-- What is expected --
Write down each entry again, exactly as it reads.

——————

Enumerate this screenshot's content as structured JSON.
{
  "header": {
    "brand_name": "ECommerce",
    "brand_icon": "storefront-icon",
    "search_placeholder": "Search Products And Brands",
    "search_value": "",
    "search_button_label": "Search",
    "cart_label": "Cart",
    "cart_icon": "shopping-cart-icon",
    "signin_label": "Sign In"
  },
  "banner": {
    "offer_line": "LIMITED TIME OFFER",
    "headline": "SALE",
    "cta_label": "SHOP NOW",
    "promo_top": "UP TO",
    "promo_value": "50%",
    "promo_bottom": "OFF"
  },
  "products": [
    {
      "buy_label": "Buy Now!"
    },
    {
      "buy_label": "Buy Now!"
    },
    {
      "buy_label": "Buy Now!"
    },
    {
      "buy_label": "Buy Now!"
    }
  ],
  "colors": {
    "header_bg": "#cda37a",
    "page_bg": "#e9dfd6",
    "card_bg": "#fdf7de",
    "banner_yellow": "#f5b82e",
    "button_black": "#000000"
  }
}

——————

-- Written response --
Enumerate this screenshot's content as structured JSON.
{
  "header": {
    "brand_name": "ECommerce",
    "brand_icon": "storefront-icon",
    "search_placeholder": "Search Products And Brands",
    "search_value": "",
    "search_button_label": "Search",
    "cart_label": "Cart",
    "cart_icon": "shopping-cart-icon",
    "signin_label": "Sign In"
  },
  "banner": {
    "offer_line": "LIMITED TIME OFFER",
    "headline": "SALE",
    "cta_label": "SHOP NOW",
    "promo_top": "UP TO",
    "promo_value": "50%",
    "promo_bottom": "OFF"
  },
  "products": [
    {
      "buy_label": "Buy Now!"
    },
    {
      "buy_label": "Buy Now!"
    },
    {
      "buy_label": "Buy Now!"
    },
    {
      "buy_label": "Buy Now!"
    }
  ],
  "colors": {
    "header_bg": "#cda37a",
    "page_bg": "#e9dfd6",
    "card_bg": "#fdf7de",
    "banner_yellow": "#f5b82e",
    "button_black": "#000000"
  }
}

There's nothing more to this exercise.